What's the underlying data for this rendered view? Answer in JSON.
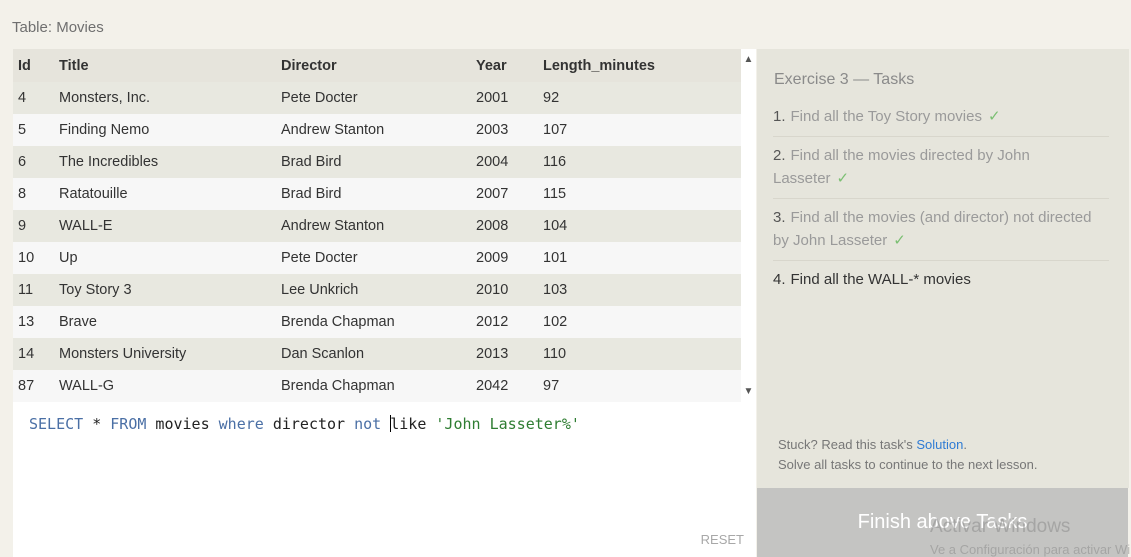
{
  "table_label": "Table: Movies",
  "results": {
    "columns": [
      "Id",
      "Title",
      "Director",
      "Year",
      "Length_minutes"
    ],
    "rows": [
      [
        "4",
        "Monsters, Inc.",
        "Pete Docter",
        "2001",
        "92"
      ],
      [
        "5",
        "Finding Nemo",
        "Andrew Stanton",
        "2003",
        "107"
      ],
      [
        "6",
        "The Incredibles",
        "Brad Bird",
        "2004",
        "116"
      ],
      [
        "8",
        "Ratatouille",
        "Brad Bird",
        "2007",
        "115"
      ],
      [
        "9",
        "WALL-E",
        "Andrew Stanton",
        "2008",
        "104"
      ],
      [
        "10",
        "Up",
        "Pete Docter",
        "2009",
        "101"
      ],
      [
        "11",
        "Toy Story 3",
        "Lee Unkrich",
        "2010",
        "103"
      ],
      [
        "13",
        "Brave",
        "Brenda Chapman",
        "2012",
        "102"
      ],
      [
        "14",
        "Monsters University",
        "Dan Scanlon",
        "2013",
        "110"
      ],
      [
        "87",
        "WALL-G",
        "Brenda Chapman",
        "2042",
        "97"
      ]
    ],
    "scroll_up_icon": "triangle-up-icon",
    "scroll_down_icon": "triangle-down-icon"
  },
  "editor": {
    "query": {
      "t1": "SELECT",
      "t2": " * ",
      "t3": "FROM",
      "t4": " movies ",
      "t5": "where",
      "t6": " director ",
      "t7": "not",
      "t8": " ",
      "t9": "like",
      "t10": " ",
      "t11": "'John Lasseter%'"
    },
    "reset_label": "RESET"
  },
  "tasks": {
    "title": "Exercise 3 — Tasks",
    "items": [
      {
        "number": "1.",
        "text": "Find all the Toy Story movies",
        "completed": true
      },
      {
        "number": "2.",
        "text": "Find all the movies directed by John Lasseter",
        "completed": true
      },
      {
        "number": "3.",
        "text": "Find all the movies (and director) not directed by John Lasseter",
        "completed": true
      },
      {
        "number": "4.",
        "text": "Find all the WALL-* movies",
        "completed": false
      }
    ],
    "check_mark": "✓",
    "stuck_prefix": "Stuck? Read this task's ",
    "solution_link": "Solution",
    "stuck_suffix": ".",
    "continue_text": "Solve all tasks to continue to the next lesson."
  },
  "finish_button": "Finish above Tasks",
  "watermark": {
    "line1": "Activar Windows",
    "line2": "Ve a Configuración para activar Windows."
  },
  "colors": {
    "keyword": "#4a6fa5",
    "string": "#2e7d32",
    "check": "#7bbf72",
    "link": "#2f7bd4",
    "finish_bg": "#c4c4c2"
  }
}
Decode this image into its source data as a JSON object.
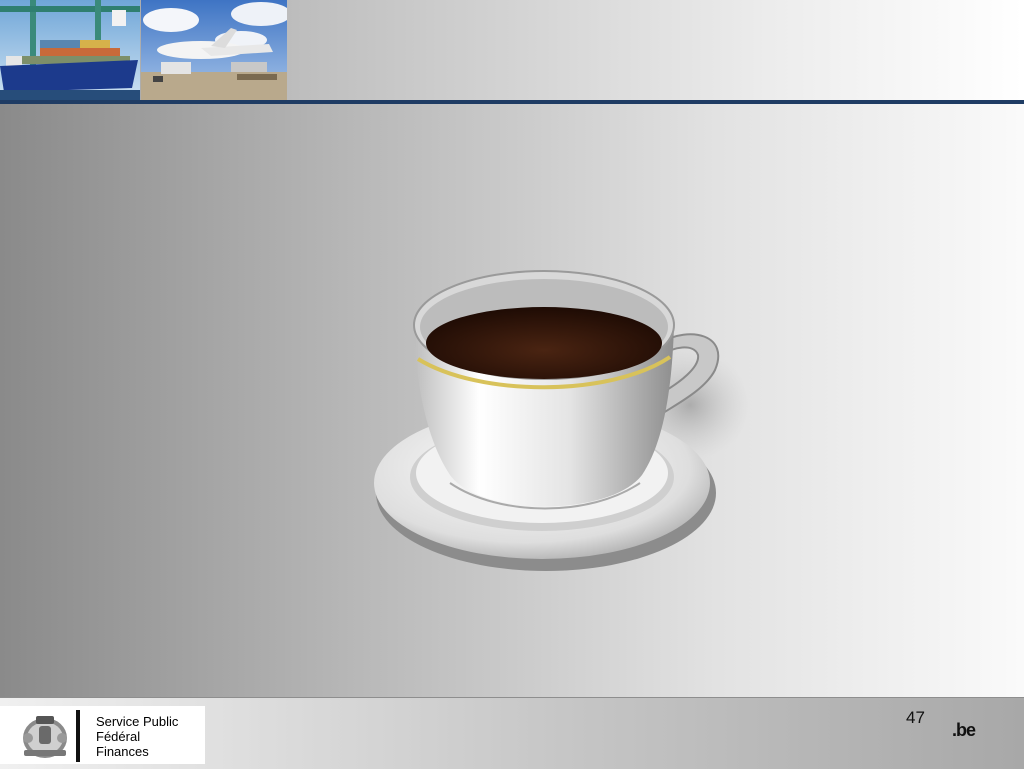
{
  "footer": {
    "org_lines": [
      "Service Public",
      "Fédéral",
      "Finances"
    ],
    "page_number": "47",
    "domain_badge": ".be"
  },
  "colors": {
    "header_line": "#1f3c64",
    "coffee": "#3a1a0c",
    "gold_band": "#d8c25a"
  },
  "icons": {
    "header_photo_1": "container-ship-photo",
    "header_photo_2": "cargo-plane-photo",
    "main_image": "coffee-cup-icon",
    "logo": "belgian-coat-of-arms-icon"
  }
}
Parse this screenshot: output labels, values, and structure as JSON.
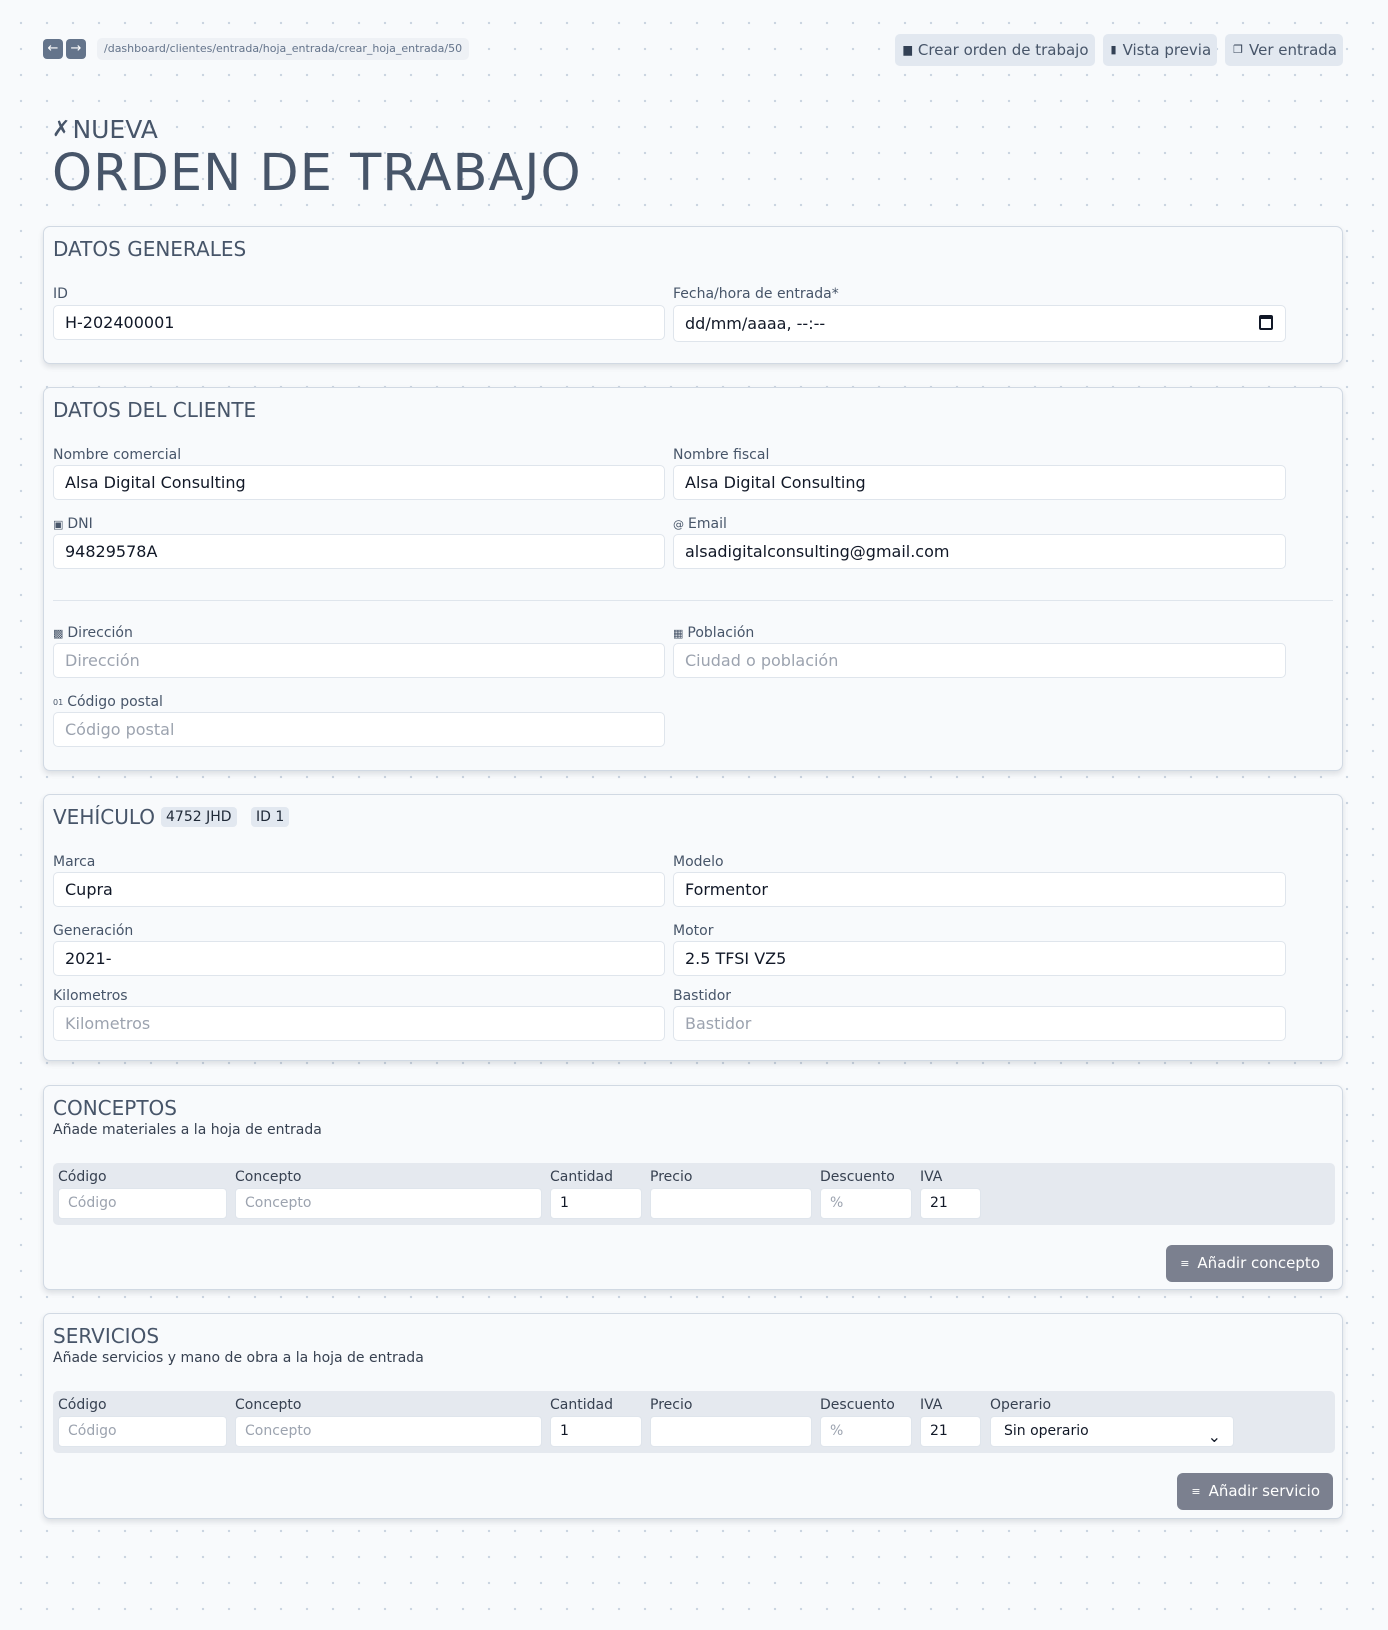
{
  "topbar": {
    "back_icon": "←",
    "forward_icon": "→",
    "path": "/dashboard/clientes/entrada/hoja_entrada/crear_hoja_entrada/50",
    "actions": [
      {
        "label": "Crear orden de trabajo",
        "icon": "folder-icon"
      },
      {
        "label": "Vista previa",
        "icon": "pdf-file-icon"
      },
      {
        "label": "Ver entrada",
        "icon": "copy-icon"
      }
    ]
  },
  "header": {
    "small_title": "NUEVA",
    "big_title": "ORDEN DE TRABAJO"
  },
  "datos_generales": {
    "title": "DATOS GENERALES",
    "id_label": "ID",
    "id_value": "H-202400001",
    "fecha_label": "Fecha/hora de entrada*",
    "fecha_value": "dd/mm/aaaa, --:--"
  },
  "cliente": {
    "title": "DATOS DEL CLIENTE",
    "nombre_comercial_label": "Nombre comercial",
    "nombre_comercial_value": "Alsa Digital Consulting",
    "nombre_fiscal_label": "Nombre fiscal",
    "nombre_fiscal_value": "Alsa Digital Consulting",
    "dni_label": "DNI",
    "dni_value": "94829578A",
    "email_label": "Email",
    "email_value": "alsadigitalconsulting@gmail.com",
    "direccion_label": "Dirección",
    "direccion_placeholder": "Dirección",
    "poblacion_label": "Población",
    "poblacion_placeholder": "Ciudad o población",
    "cp_label": "Código postal",
    "cp_placeholder": "Código postal"
  },
  "vehiculo": {
    "title": "VEHÍCULO",
    "plate": "4752 JHD",
    "id_badge": "ID 1",
    "marca_label": "Marca",
    "marca_value": "Cupra",
    "modelo_label": "Modelo",
    "modelo_value": "Formentor",
    "generacion_label": "Generación",
    "generacion_value": "2021-",
    "motor_label": "Motor",
    "motor_value": "2.5 TFSI VZ5",
    "km_label": "Kilometros",
    "km_placeholder": "Kilometros",
    "bastidor_label": "Bastidor",
    "bastidor_placeholder": "Bastidor"
  },
  "conceptos": {
    "title": "CONCEPTOS",
    "subtitle": "Añade materiales a la hoja de entrada",
    "columns": {
      "codigo": "Código",
      "concepto": "Concepto",
      "cantidad": "Cantidad",
      "precio": "Precio",
      "descuento": "Descuento",
      "iva": "IVA"
    },
    "row": {
      "codigo_placeholder": "Código",
      "concepto_placeholder": "Concepto",
      "cantidad": "1",
      "precio": "",
      "descuento_placeholder": "%",
      "iva": "21"
    },
    "add_label": "Añadir concepto"
  },
  "servicios": {
    "title": "SERVICIOS",
    "subtitle": "Añade servicios y mano de obra a la hoja de entrada",
    "columns": {
      "codigo": "Código",
      "concepto": "Concepto",
      "cantidad": "Cantidad",
      "precio": "Precio",
      "descuento": "Descuento",
      "iva": "IVA",
      "operario": "Operario"
    },
    "row": {
      "codigo_placeholder": "Código",
      "concepto_placeholder": "Concepto",
      "cantidad": "1",
      "precio": "",
      "descuento_placeholder": "%",
      "iva": "21",
      "operario": "Sin operario"
    },
    "add_label": "Añadir servicio"
  }
}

····················

Job » All the lines above are to be reproduced exactly, except the pictures.

Solution »
What's the underlying data for this rendered view? Answer in JSON.
{
  "table_label": "Table: Movies",
  "results": {
    "columns": [
      "Id",
      "Title",
      "Director",
      "Year",
      "Length_minutes"
    ],
    "rows": [
      [
        "4",
        "Monsters, Inc.",
        "Pete Docter",
        "2001",
        "92"
      ],
      [
        "5",
        "Finding Nemo",
        "Andrew Stanton",
        "2003",
        "107"
      ],
      [
        "6",
        "The Incredibles",
        "Brad Bird",
        "2004",
        "116"
      ],
      [
        "8",
        "Ratatouille",
        "Brad Bird",
        "2007",
        "115"
      ],
      [
        "9",
        "WALL-E",
        "Andrew Stanton",
        "2008",
        "104"
      ],
      [
        "10",
        "Up",
        "Pete Docter",
        "2009",
        "101"
      ],
      [
        "11",
        "Toy Story 3",
        "Lee Unkrich",
        "2010",
        "103"
      ],
      [
        "13",
        "Brave",
        "Brenda Chapman",
        "2012",
        "102"
      ],
      [
        "14",
        "Monsters University",
        "Dan Scanlon",
        "2013",
        "110"
      ],
      [
        "87",
        "WALL-G",
        "Brenda Chapman",
        "2042",
        "97"
      ]
    ],
    "scroll_up_icon": "triangle-up-icon",
    "scroll_down_icon": "triangle-down-icon"
  },
  "editor": {
    "query": {
      "t1": "SELECT",
      "t2": " * ",
      "t3": "FROM",
      "t4": " movies ",
      "t5": "where",
      "t6": " director ",
      "t7": "not",
      "t8": " ",
      "t9": "like",
      "t10": " ",
      "t11": "'John Lasseter%'"
    },
    "reset_label": "RESET"
  },
  "tasks": {
    "title": "Exercise 3 — Tasks",
    "items": [
      {
        "number": "1.",
        "text": "Find all the Toy Story movies",
        "completed": true
      },
      {
        "number": "2.",
        "text": "Find all the movies directed by John Lasseter",
        "completed": true
      },
      {
        "number": "3.",
        "text": "Find all the movies (and director) not directed by John Lasseter",
        "completed": true
      },
      {
        "number": "4.",
        "text": "Find all the WALL-* movies",
        "completed": false
      }
    ],
    "check_mark": "✓",
    "stuck_prefix": "Stuck? Read this task's ",
    "solution_link": "Solution",
    "stuck_suffix": ".",
    "continue_text": "Solve all tasks to continue to the next lesson."
  },
  "finish_button": "Finish above Tasks",
  "watermark": {
    "line1": "Activar Windows",
    "line2": "Ve a Configuración para activar Windows."
  },
  "colors": {
    "keyword": "#4a6fa5",
    "string": "#2e7d32",
    "check": "#7bbf72",
    "link": "#2f7bd4",
    "finish_bg": "#c4c4c2"
  }
}
Decode this image into its source data as a JSON object.
{
  "footer": {
    "org_lines": [
      "Service Public",
      "Fédéral",
      "Finances"
    ],
    "page_number": "47",
    "domain_badge": ".be"
  },
  "colors": {
    "header_line": "#1f3c64",
    "coffee": "#3a1a0c",
    "gold_band": "#d8c25a"
  },
  "icons": {
    "header_photo_1": "container-ship-photo",
    "header_photo_2": "cargo-plane-photo",
    "main_image": "coffee-cup-icon",
    "logo": "belgian-coat-of-arms-icon"
  }
}
Parse this screenshot: output labels, values, and structure as JSON.
{
  "topbar": {
    "back_icon": "←",
    "forward_icon": "→",
    "path": "/dashboard/clientes/entrada/hoja_entrada/crear_hoja_entrada/50",
    "actions": [
      {
        "label": "Crear orden de trabajo",
        "icon": "folder-icon"
      },
      {
        "label": "Vista previa",
        "icon": "pdf-file-icon"
      },
      {
        "label": "Ver entrada",
        "icon": "copy-icon"
      }
    ]
  },
  "header": {
    "small_title": "NUEVA",
    "big_title": "ORDEN DE TRABAJO"
  },
  "datos_generales": {
    "title": "DATOS GENERALES",
    "id_label": "ID",
    "id_value": "H-202400001",
    "fecha_label": "Fecha/hora de entrada*",
    "fecha_value": "dd/mm/aaaa, --:--"
  },
  "cliente": {
    "title": "DATOS DEL CLIENTE",
    "nombre_comercial_label": "Nombre comercial",
    "nombre_comercial_value": "Alsa Digital Consulting",
    "nombre_fiscal_label": "Nombre fiscal",
    "nombre_fiscal_value": "Alsa Digital Consulting",
    "dni_label": "DNI",
    "dni_value": "94829578A",
    "email_label": "Email",
    "email_value": "alsadigitalconsulting@gmail.com",
    "direccion_label": "Dirección",
    "direccion_placeholder": "Dirección",
    "poblacion_label": "Población",
    "poblacion_placeholder": "Ciudad o población",
    "cp_label": "Código postal",
    "cp_placeholder": "Código postal"
  },
  "vehiculo": {
    "title": "VEHÍCULO",
    "plate": "4752 JHD",
    "id_badge": "ID 1",
    "marca_label": "Marca",
    "marca_value": "Cupra",
    "modelo_label": "Modelo",
    "modelo_value": "Formentor",
    "generacion_label": "Generación",
    "generacion_value": "2021-",
    "motor_label": "Motor",
    "motor_value": "2.5 TFSI VZ5",
    "km_label": "Kilometros",
    "km_placeholder": "Kilometros",
    "bastidor_label": "Bastidor",
    "bastidor_placeholder": "Bastidor"
  },
  "conceptos": {
    "title": "CONCEPTOS",
    "subtitle": "Añade materiales a la hoja de entrada",
    "columns": {
      "codigo": "Código",
      "concepto": "Concepto",
      "cantidad": "Cantidad",
      "precio": "Precio",
      "descuento": "Descuento",
      "iva": "IVA"
    },
    "row": {
      "codigo_placeholder": "Código",
      "concepto_placeholder": "Concepto",
      "cantidad": "1",
      "precio": "",
      "descuento_placeholder": "%",
      "iva": "21"
    },
    "add_label": "Añadir concepto"
  },
  "servicios": {
    "title": "SERVICIOS",
    "subtitle": "Añade servicios y mano de obra a la hoja de entrada",
    "columns": {
      "codigo": "Código",
      "concepto": "Concepto",
      "cantidad": "Cantidad",
      "precio": "Precio",
      "descuento": "Descuento",
      "iva": "IVA",
      "operario": "Operario"
    },
    "row": {
      "codigo_placeholder": "Código",
      "concepto_placeholder": "Concepto",
      "cantidad": "1",
      "precio": "",
      "descuento_placeholder": "%",
      "iva": "21",
      "operario": "Sin operario"
    },
    "add_label": "Añadir servicio"
  }
}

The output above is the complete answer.